#### [REQUIRED WORK]
Reproduce the records below in full and without edits, omitting images.

#### [RECORDS FOR THE EXERCISE]

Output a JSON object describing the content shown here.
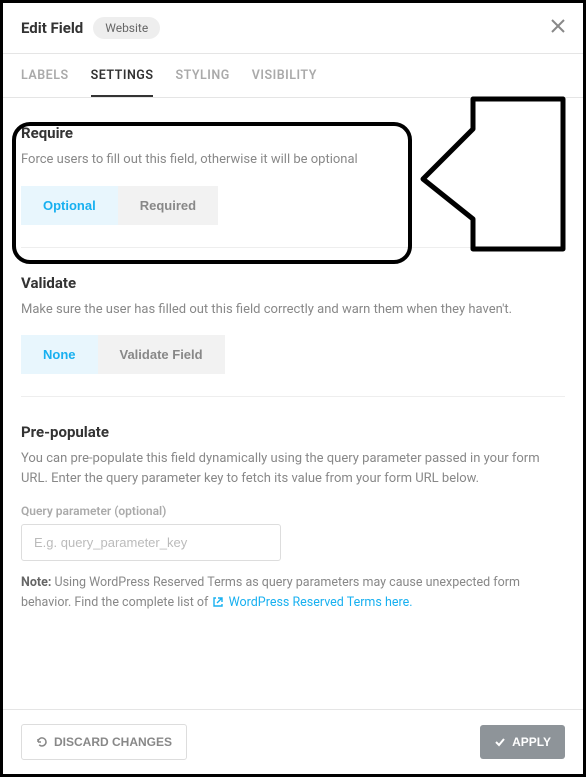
{
  "header": {
    "title": "Edit Field",
    "badge": "Website"
  },
  "tabs": {
    "labels": "LABELS",
    "settings": "SETTINGS",
    "styling": "STYLING",
    "visibility": "VISIBILITY"
  },
  "require": {
    "title": "Require",
    "desc": "Force users to fill out this field, otherwise it will be optional",
    "optional": "Optional",
    "required": "Required"
  },
  "validate": {
    "title": "Validate",
    "desc": "Make sure the user has filled out this field correctly and warn them when they haven't.",
    "none": "None",
    "validate_field": "Validate Field"
  },
  "prepopulate": {
    "title": "Pre-populate",
    "desc": "You can pre-populate this field dynamically using the query parameter passed in your form URL. Enter the query parameter key to fetch its value from your form URL below.",
    "field_label": "Query parameter (optional)",
    "placeholder": "E.g. query_parameter_key",
    "note_prefix": "Note:",
    "note_text": " Using WordPress Reserved Terms as query parameters may cause unexpected form behavior. Find the complete list of ",
    "link_text": "WordPress Reserved Terms here."
  },
  "footer": {
    "discard": "DISCARD CHANGES",
    "apply": "APPLY"
  }
}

#### [SOLUTION BELOW]
Output a JSON object describing the content shown here.
{
  "header": {
    "title": "Edit Field",
    "badge": "Website"
  },
  "tabs": {
    "labels": "LABELS",
    "settings": "SETTINGS",
    "styling": "STYLING",
    "visibility": "VISIBILITY"
  },
  "require": {
    "title": "Require",
    "desc": "Force users to fill out this field, otherwise it will be optional",
    "optional": "Optional",
    "required": "Required"
  },
  "validate": {
    "title": "Validate",
    "desc": "Make sure the user has filled out this field correctly and warn them when they haven't.",
    "none": "None",
    "validate_field": "Validate Field"
  },
  "prepopulate": {
    "title": "Pre-populate",
    "desc": "You can pre-populate this field dynamically using the query parameter passed in your form URL. Enter the query parameter key to fetch its value from your form URL below.",
    "field_label": "Query parameter (optional)",
    "placeholder": "E.g. query_parameter_key",
    "note_prefix": "Note:",
    "note_text": " Using WordPress Reserved Terms as query parameters may cause unexpected form behavior. Find the complete list of ",
    "link_text": "WordPress Reserved Terms here."
  },
  "footer": {
    "discard": "DISCARD CHANGES",
    "apply": "APPLY"
  }
}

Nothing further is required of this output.